RECORDS SUPPLIED

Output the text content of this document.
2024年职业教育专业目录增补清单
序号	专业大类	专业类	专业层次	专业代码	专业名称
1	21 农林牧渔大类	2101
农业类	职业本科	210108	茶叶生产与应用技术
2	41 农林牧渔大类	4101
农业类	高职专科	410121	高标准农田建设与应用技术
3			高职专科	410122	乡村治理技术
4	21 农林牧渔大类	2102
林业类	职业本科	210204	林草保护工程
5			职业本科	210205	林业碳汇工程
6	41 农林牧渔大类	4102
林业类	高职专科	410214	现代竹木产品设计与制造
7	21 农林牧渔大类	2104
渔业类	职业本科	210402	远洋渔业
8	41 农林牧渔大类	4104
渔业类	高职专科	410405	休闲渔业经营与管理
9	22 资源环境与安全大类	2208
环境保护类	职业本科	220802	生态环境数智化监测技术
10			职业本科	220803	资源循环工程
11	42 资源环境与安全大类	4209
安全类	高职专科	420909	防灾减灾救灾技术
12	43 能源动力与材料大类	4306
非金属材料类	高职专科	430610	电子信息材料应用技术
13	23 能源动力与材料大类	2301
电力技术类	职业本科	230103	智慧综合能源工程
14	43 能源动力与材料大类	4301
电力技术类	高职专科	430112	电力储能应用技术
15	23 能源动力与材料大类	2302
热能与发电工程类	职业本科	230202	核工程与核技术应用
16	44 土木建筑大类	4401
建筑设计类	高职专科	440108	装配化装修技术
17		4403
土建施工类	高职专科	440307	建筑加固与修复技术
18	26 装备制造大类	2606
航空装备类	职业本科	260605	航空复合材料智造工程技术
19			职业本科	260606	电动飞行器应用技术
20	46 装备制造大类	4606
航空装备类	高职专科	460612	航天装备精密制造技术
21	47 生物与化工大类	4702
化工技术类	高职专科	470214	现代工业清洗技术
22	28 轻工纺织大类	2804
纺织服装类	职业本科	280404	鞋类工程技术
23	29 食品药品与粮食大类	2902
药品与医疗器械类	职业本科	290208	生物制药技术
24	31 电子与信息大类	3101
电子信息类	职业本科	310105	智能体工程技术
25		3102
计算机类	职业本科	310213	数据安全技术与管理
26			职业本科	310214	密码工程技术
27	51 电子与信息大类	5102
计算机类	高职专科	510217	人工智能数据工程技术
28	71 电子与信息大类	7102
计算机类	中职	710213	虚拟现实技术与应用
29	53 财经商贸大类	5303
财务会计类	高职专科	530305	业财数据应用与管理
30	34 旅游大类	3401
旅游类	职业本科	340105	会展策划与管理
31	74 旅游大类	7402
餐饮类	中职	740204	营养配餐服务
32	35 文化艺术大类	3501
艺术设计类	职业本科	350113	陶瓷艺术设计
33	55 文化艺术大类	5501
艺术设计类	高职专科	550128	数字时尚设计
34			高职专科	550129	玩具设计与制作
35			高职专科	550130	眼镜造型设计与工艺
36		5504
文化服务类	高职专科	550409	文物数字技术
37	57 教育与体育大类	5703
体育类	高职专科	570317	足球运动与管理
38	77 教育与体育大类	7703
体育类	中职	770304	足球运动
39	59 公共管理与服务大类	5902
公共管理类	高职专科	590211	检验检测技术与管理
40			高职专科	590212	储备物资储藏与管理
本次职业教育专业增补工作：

...

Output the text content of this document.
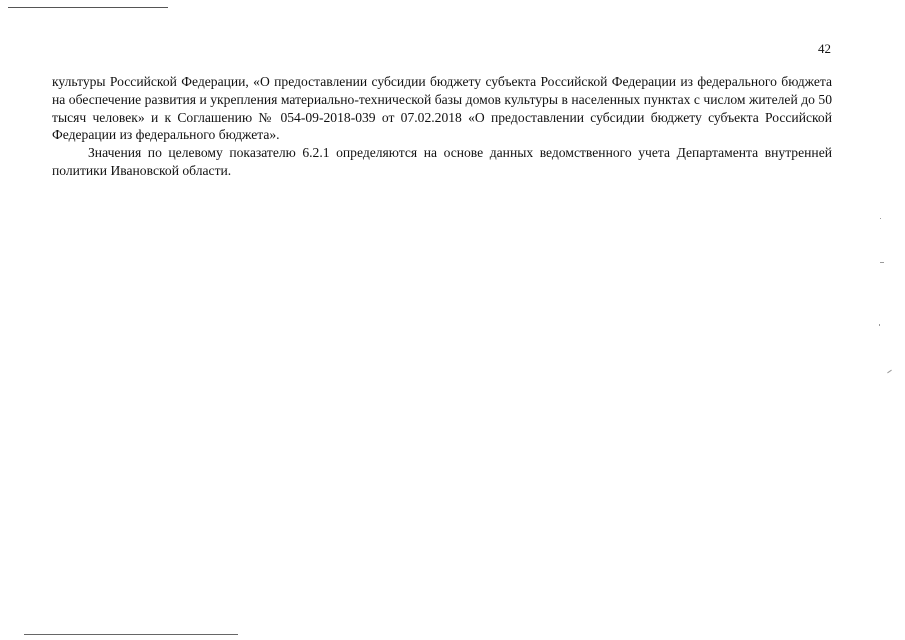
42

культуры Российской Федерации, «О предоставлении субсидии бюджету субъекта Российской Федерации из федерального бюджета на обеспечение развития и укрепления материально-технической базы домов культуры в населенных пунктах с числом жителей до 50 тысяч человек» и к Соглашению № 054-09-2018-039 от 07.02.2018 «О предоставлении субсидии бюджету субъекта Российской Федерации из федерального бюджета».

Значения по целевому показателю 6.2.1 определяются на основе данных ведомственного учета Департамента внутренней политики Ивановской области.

PROBLEM TO WORK ON
Return every line in the listing that contains the word "电子与信息大类".

SOLUTION
24	31 电子与信息大类	3101
27	51 电子与信息大类	5102
28	71 电子与信息大类	7102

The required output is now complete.